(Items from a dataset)
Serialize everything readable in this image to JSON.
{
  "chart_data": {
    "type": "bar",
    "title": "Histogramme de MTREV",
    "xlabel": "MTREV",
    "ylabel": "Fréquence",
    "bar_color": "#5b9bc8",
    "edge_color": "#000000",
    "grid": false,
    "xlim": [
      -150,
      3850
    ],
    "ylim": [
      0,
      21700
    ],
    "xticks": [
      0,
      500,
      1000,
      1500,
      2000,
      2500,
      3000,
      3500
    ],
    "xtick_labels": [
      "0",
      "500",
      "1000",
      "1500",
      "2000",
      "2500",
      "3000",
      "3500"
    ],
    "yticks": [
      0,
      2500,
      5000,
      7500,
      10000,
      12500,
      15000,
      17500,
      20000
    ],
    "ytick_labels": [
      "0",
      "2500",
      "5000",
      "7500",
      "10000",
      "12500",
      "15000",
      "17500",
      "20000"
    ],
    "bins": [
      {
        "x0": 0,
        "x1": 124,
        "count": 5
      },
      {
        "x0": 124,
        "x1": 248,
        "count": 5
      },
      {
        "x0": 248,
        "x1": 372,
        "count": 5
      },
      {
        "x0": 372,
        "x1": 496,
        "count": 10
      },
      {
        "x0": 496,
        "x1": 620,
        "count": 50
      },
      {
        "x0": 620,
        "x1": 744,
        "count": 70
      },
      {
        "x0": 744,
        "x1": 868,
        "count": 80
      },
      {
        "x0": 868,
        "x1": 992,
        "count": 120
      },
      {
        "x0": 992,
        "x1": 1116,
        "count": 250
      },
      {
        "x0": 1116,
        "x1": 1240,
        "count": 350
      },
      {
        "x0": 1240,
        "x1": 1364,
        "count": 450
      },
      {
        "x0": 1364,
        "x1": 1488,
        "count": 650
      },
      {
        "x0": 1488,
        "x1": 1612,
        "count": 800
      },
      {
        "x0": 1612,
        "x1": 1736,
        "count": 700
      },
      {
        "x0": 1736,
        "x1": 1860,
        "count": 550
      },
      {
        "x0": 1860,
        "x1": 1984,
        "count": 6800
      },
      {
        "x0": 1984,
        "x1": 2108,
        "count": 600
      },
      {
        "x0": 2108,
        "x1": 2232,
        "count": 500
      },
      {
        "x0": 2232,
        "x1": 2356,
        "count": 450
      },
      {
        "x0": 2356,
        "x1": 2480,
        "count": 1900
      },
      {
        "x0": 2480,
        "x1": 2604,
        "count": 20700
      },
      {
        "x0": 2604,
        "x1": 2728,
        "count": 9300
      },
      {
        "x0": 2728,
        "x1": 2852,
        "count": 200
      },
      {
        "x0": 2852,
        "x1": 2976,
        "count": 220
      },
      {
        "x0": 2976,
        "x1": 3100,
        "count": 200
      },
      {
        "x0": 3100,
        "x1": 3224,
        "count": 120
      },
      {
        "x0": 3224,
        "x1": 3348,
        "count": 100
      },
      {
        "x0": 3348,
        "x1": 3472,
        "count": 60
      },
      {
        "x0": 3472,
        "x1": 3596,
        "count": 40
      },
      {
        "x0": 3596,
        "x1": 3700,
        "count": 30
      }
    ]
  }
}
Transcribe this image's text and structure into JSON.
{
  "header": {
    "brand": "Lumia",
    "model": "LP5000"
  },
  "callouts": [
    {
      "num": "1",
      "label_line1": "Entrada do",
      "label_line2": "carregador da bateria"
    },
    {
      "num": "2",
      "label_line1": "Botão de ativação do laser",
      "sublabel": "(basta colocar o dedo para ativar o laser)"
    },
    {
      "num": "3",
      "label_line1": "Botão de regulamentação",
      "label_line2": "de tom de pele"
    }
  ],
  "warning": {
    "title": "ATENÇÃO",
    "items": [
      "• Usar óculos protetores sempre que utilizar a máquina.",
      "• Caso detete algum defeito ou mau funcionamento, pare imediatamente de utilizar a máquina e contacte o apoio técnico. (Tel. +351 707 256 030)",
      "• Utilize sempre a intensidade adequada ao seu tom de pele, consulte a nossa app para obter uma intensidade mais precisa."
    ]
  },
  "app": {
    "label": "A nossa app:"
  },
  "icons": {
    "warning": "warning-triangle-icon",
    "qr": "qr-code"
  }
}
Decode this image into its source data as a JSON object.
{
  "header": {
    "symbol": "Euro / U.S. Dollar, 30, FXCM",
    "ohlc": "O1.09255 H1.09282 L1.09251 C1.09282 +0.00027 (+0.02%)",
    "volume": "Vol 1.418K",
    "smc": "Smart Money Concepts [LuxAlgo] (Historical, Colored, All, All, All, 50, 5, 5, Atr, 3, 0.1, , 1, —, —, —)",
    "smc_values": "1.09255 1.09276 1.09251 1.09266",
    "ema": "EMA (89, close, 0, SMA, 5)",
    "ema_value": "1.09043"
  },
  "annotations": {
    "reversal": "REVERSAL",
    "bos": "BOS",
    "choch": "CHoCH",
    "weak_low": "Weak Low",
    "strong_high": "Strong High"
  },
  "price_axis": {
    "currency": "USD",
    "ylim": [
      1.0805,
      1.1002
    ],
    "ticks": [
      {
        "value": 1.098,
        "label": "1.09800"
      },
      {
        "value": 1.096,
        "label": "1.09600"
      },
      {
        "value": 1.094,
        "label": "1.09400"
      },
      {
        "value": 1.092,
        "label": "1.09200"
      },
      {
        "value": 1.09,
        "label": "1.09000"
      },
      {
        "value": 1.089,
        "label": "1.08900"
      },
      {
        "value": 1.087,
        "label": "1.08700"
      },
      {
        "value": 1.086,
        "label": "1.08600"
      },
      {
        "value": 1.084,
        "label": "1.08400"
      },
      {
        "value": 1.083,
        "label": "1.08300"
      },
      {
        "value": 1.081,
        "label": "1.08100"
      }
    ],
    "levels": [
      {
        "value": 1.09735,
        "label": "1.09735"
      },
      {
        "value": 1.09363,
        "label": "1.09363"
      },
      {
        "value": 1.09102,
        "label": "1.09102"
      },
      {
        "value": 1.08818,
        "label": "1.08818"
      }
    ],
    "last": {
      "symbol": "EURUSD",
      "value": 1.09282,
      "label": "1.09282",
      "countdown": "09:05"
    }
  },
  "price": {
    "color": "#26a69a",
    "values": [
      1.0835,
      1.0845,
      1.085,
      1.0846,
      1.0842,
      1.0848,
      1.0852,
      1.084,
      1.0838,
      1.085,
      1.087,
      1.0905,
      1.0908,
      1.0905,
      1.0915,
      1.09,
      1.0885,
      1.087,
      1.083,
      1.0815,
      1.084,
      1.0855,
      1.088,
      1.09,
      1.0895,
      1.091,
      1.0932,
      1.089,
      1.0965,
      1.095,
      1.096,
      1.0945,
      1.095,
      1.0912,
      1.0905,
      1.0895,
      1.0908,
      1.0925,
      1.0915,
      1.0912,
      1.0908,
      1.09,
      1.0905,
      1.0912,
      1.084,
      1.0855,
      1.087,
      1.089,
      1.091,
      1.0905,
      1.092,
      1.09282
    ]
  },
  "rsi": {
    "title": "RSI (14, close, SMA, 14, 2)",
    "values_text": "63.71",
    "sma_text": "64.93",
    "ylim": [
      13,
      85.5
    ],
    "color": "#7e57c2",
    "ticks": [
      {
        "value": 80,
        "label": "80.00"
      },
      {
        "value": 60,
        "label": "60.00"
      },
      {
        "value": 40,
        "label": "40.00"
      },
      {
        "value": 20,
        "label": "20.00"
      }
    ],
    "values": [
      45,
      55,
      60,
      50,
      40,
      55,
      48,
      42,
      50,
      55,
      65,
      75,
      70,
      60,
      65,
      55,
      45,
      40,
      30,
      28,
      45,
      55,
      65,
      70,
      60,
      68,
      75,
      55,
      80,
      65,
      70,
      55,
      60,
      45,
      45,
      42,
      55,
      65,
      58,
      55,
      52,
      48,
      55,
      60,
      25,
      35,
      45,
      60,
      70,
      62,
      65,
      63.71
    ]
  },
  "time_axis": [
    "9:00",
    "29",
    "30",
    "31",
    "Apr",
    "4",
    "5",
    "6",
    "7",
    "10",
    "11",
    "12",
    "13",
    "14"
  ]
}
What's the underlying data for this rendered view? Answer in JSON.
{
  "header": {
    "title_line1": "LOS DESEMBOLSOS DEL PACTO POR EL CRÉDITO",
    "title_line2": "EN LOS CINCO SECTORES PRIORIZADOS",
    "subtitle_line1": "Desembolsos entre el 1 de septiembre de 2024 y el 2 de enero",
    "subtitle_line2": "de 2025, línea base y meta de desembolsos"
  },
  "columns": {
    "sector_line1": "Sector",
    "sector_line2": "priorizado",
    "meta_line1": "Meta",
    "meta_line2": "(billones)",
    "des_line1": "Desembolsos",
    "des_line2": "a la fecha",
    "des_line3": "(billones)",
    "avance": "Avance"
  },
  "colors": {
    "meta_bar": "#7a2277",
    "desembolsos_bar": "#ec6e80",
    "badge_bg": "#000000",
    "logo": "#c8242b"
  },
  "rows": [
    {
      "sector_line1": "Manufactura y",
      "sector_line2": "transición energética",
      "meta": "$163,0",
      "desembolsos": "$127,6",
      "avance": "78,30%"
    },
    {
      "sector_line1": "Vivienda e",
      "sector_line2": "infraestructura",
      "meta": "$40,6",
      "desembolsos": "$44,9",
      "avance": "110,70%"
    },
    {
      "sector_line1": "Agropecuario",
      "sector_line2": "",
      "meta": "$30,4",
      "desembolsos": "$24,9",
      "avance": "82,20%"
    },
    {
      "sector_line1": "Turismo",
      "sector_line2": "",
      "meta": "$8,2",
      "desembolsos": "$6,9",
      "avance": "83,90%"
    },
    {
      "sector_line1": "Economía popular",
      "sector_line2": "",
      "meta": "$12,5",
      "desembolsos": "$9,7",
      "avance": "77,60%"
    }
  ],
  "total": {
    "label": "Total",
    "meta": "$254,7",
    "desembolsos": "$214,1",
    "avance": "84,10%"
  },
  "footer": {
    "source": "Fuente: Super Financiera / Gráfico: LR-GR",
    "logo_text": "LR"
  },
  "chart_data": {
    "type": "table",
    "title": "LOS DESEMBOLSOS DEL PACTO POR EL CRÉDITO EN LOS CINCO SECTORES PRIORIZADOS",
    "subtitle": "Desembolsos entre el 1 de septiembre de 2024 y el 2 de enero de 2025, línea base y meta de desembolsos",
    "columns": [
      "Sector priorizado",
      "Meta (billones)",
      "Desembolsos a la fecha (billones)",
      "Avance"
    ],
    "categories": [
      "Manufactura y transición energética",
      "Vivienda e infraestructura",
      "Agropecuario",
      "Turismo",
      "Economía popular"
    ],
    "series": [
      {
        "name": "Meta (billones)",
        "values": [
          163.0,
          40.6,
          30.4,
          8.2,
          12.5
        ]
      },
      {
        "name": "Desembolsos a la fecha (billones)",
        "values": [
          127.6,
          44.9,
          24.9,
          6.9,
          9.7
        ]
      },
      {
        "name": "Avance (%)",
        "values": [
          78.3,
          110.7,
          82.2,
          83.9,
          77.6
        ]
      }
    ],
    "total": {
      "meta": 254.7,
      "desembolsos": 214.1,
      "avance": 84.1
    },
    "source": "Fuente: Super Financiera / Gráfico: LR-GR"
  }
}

**Instructions to follow**: Read the entries and pick out all lines that include the word "sempre".

**The output**:
      "• Usar óculos protetores sempre que utilizar a máquina.",
      "• Utilize sempre a intensidade adequada ao seu tom de pele, consulte a nossa app para obter uma intensidade mais precisa."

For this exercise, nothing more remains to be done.